* _The task_: Transcribe all of the material exactly.

Extracted records:
>> START
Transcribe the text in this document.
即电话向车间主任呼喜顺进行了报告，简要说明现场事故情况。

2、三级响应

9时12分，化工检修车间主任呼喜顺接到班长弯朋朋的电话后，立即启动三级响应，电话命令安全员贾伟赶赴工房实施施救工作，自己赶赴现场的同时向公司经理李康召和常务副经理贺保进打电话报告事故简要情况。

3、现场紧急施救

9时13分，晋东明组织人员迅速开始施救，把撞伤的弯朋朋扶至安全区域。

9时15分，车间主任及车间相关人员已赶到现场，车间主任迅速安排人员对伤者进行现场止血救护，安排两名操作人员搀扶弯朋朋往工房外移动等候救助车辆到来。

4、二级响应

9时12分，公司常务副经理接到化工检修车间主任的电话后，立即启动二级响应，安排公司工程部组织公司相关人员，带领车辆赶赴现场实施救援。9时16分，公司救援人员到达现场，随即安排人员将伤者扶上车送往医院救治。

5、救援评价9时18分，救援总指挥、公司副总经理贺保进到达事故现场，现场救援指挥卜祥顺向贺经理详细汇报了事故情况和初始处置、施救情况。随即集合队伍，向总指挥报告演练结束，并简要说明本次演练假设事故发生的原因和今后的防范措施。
>> END
* _Final result_:
Transcribe the text in this document.
即电话向车间主任呼喜顺进行了报告，简要说明现场事故情况。

2、三级响应

9时12分，化工检修车间主任呼喜顺接到班长弯朋朋的电话后，立即启动三级响应，电话命令安全员贾伟赶赴工房实施施救工作，自己赶赴现场的同时向公司经理李康召和常务副经理贺保进打电话报告事故简要情况。

3、现场紧急施救

9时13分，晋东明组织人员迅速开始施救，把撞伤的弯朋朋扶至安全区域。

9时15分，车间主任及车间相关人员已赶到现场，车间主任迅速安排人员对伤者进行现场止血救护，安排两名操作人员搀扶弯朋朋往工房外移动等候救助车辆到来。

4、二级响应

9时12分，公司常务副经理接到化工检修车间主任的电话后，立即启动二级响应，安排公司工程部组织公司相关人员，带领车辆赶赴现场实施救援。9时16分，公司救援人员到达现场，随即安排人员将伤者扶上车送往医院救治。

5、救援评价9时18分，救援总指挥、公司副总经理贺保进到达事故现场，现场救援指挥卜祥顺向贺经理详细汇报了事故情况和初始处置、施救情况。随即集合队伍，向总指挥报告演练结束，并简要说明本次演练假设事故发生的原因和今后的防范措施。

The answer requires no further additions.